--- start Data ---
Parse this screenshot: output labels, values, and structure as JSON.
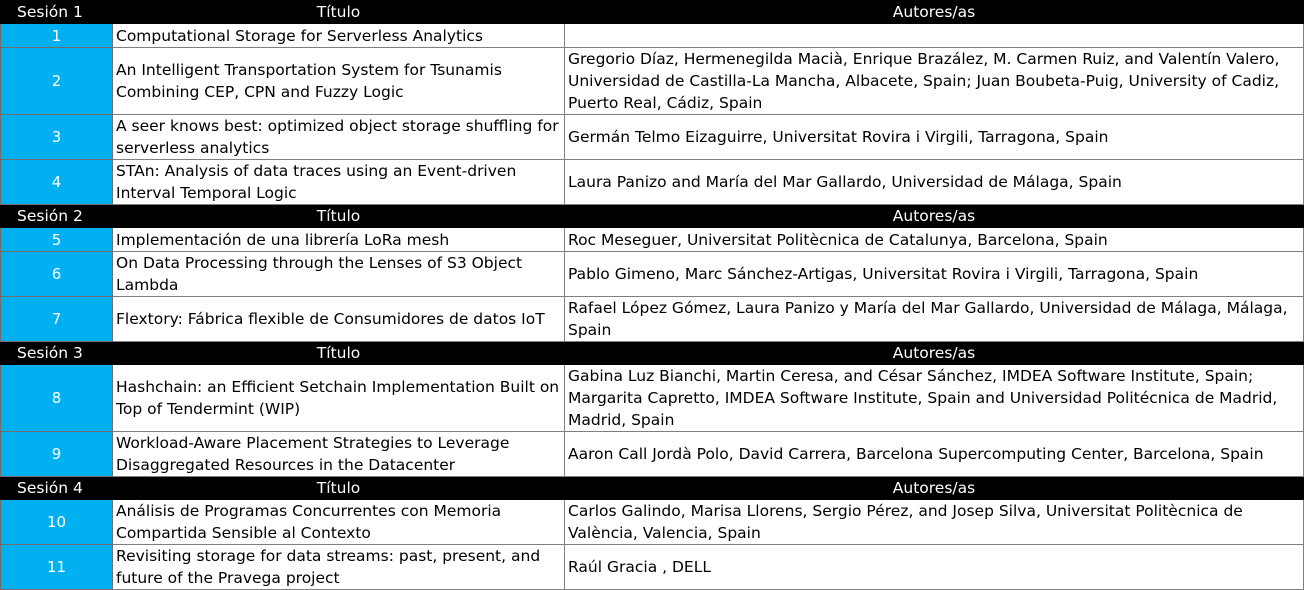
{
  "sessions": [
    {
      "label": "Sesión 1",
      "title_header": "Título",
      "authors_header": "Autores/as",
      "rows": [
        {
          "num": "1",
          "title": "Computational Storage for Serverless Analytics",
          "authors": ""
        },
        {
          "num": "2",
          "title": "An Intelligent Transportation System for Tsunamis Combining CEP, CPN and Fuzzy Logic",
          "authors": "Gregorio Díaz, Hermenegilda Macià, Enrique Brazález, M. Carmen Ruiz, and Valentín Valero, Universidad de Castilla-La Mancha, Albacete, Spain; Juan Boubeta-Puig, University of Cadiz, Puerto Real, Cádiz, Spain"
        },
        {
          "num": "3",
          "title": "A seer knows best: optimized object storage shuffling for serverless analytics",
          "authors": "Germán Telmo Eizaguirre, Universitat Rovira i Virgili, Tarragona, Spain"
        },
        {
          "num": "4",
          "title": "STAn: Analysis of data traces using an Event-driven Interval Temporal Logic",
          "authors": "Laura Panizo and María del Mar Gallardo, Universidad de Málaga, Spain"
        }
      ]
    },
    {
      "label": "Sesión 2",
      "title_header": "Título",
      "authors_header": "Autores/as",
      "rows": [
        {
          "num": "5",
          "title": "Implementación de una librería LoRa mesh",
          "authors": "Roc Meseguer, Universitat Politècnica de Catalunya, Barcelona, Spain"
        },
        {
          "num": "6",
          "title": "On Data Processing through the Lenses of S3 Object Lambda",
          "authors": "Pablo Gimeno, Marc Sánchez-Artigas, Universitat Rovira i Virgili, Tarragona, Spain"
        },
        {
          "num": "7",
          "title": "Flextory: Fábrica flexible de Consumidores de datos IoT",
          "authors": "Rafael López Gómez, Laura Panizo y María del Mar Gallardo, Universidad de Málaga, Málaga, Spain"
        }
      ]
    },
    {
      "label": "Sesión 3",
      "title_header": "Título",
      "authors_header": "Autores/as",
      "rows": [
        {
          "num": "8",
          "title": "Hashchain: an Efficient Setchain Implementation Built on Top of Tendermint (WIP)",
          "authors": "Gabina Luz Bianchi,  Martin Ceresa, and César Sánchez, IMDEA Software Institute, Spain; Margarita Capretto, IMDEA Software Institute, Spain and Universidad Politécnica de Madrid, Madrid, Spain"
        },
        {
          "num": "9",
          "title": "Workload-Aware Placement Strategies to Leverage Disaggregated Resources in the Datacenter",
          "authors": "Aaron Call Jordà Polo, David Carrera, Barcelona Supercomputing Center, Barcelona, Spain"
        }
      ]
    },
    {
      "label": "Sesión 4",
      "title_header": "Título",
      "authors_header": "Autores/as",
      "rows": [
        {
          "num": "10",
          "title": "Análisis de Programas Concurrentes con Memoria Compartida Sensible al Contexto",
          "authors": "Carlos Galindo, Marisa Llorens, Sergio Pérez, and Josep Silva, Universitat Politècnica de València, Valencia, Spain"
        },
        {
          "num": "11",
          "title": "Revisiting storage for data streams: past, present, and future of the Pravega project",
          "authors": "Raúl Gracia , DELL"
        }
      ]
    }
  ],
  "colors": {
    "header_bg": "#000000",
    "number_bg": "#00b0f0",
    "border": "#7f7f7f"
  }
}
--- end Data ---
Copy out the lines that hold "Laura".

          "authors": "Laura Panizo and María del Mar Gallardo, Universidad de Málaga, Spain"
          "authors": "Rafael López Gómez, Laura Panizo y María del Mar Gallardo, Universidad de Málaga, Málaga, Spain"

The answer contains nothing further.